Return all lines with the word "Легкія" in them.

● ● ● ● ●

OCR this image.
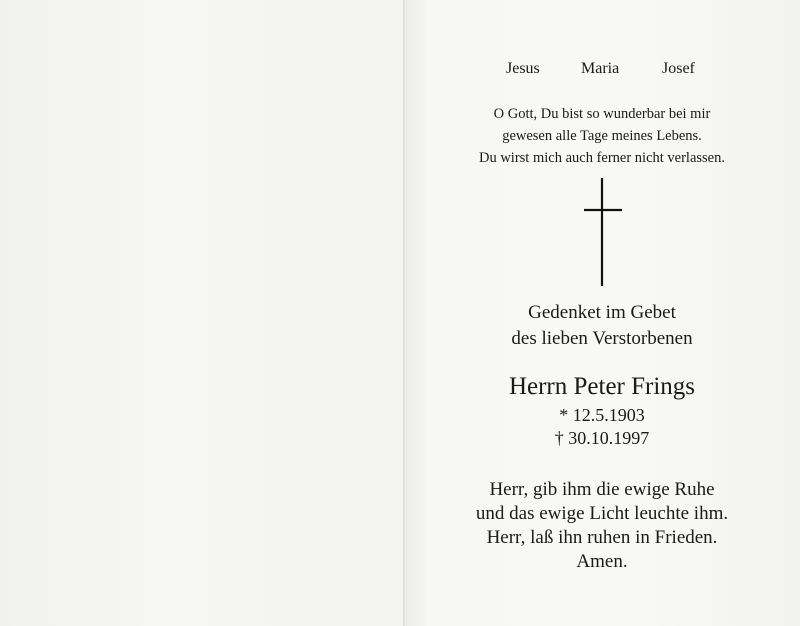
Jesus	Maria	Josef
O Gott, Du bist so wunderbar bei mir
gewesen alle Tage meines Lebens.
Du wirst mich auch ferner nicht verlassen.
Gedenket im Gebet
des lieben Verstorbenen
Herrn Peter Frings
* 12.5.1903
† 30.10.1997
Herr, gib ihm die ewige Ruhe
und das ewige Licht leuchte ihm.
Herr, laß ihn ruhen in Frieden.
Amen.
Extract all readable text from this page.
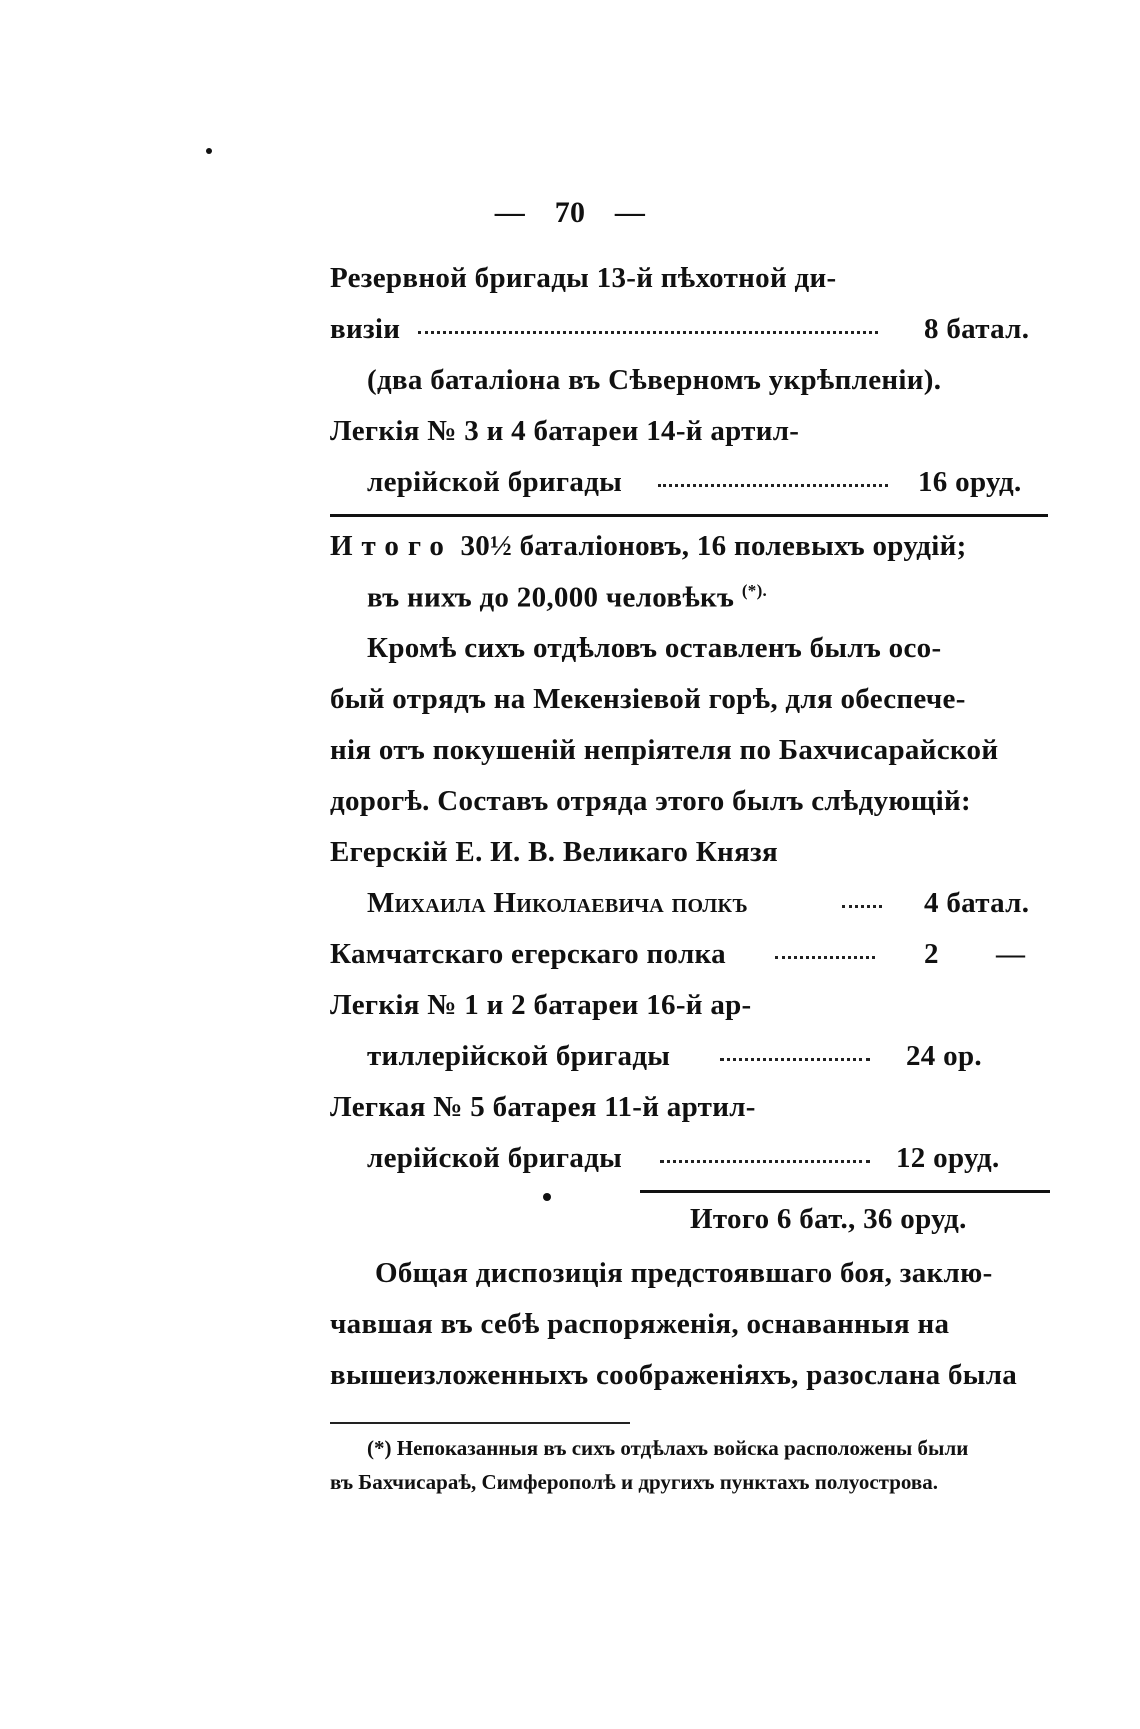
— 70 —
Резервной бригады 13-й пѣхотной ди-
визіи	8 батал.
(два баталіона въ Сѣверномъ укрѣпленіи).
Легкія № 3 и 4 батареи 14-й артил-
лерійской бригады	16 оруд.
Итого 30½ баталіоновъ, 16 полевыхъ орудій;
въ нихъ до 20,000 человѣкъ (*).
Кромѣ сихъ отдѣловъ оставленъ былъ осо-
бый отрядъ на Мекензіевой горѣ, для обеспече-
нія отъ покушеній непріятеля по Бахчисарайской
дорогѣ. Составъ отряда этого былъ слѣдующій:
Егерскій Е. И. В. Великаго Князя
Михаила Николаевича полкъ	4 батал.
Камчатскаго егерскаго полка	2 —
Легкія № 1 и 2 батареи 16-й ар-
тиллерійской бригады	24 ор.
Легкая № 5 батарея 11-й артил-
лерійской бригады	12 оруд.
Итого 6 бат., 36 оруд.
Общая диспозиція предстоявшаго боя, заклю-
чавшая въ себѣ распоряженія, оснаванныя на
вышеизложенныхъ соображеніяхъ, разослана была
(*) Непоказанныя въ сихъ отдѣлахъ войска расположены были
въ Бахчисараѣ, Симферополѣ и другихъ пунктахъ полуострова.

● ● ● ● ●

§ **Result**:
Легкія № 3 и 4 батареи 14-й артил-
Легкія № 1 и 2 батареи 16-й ар-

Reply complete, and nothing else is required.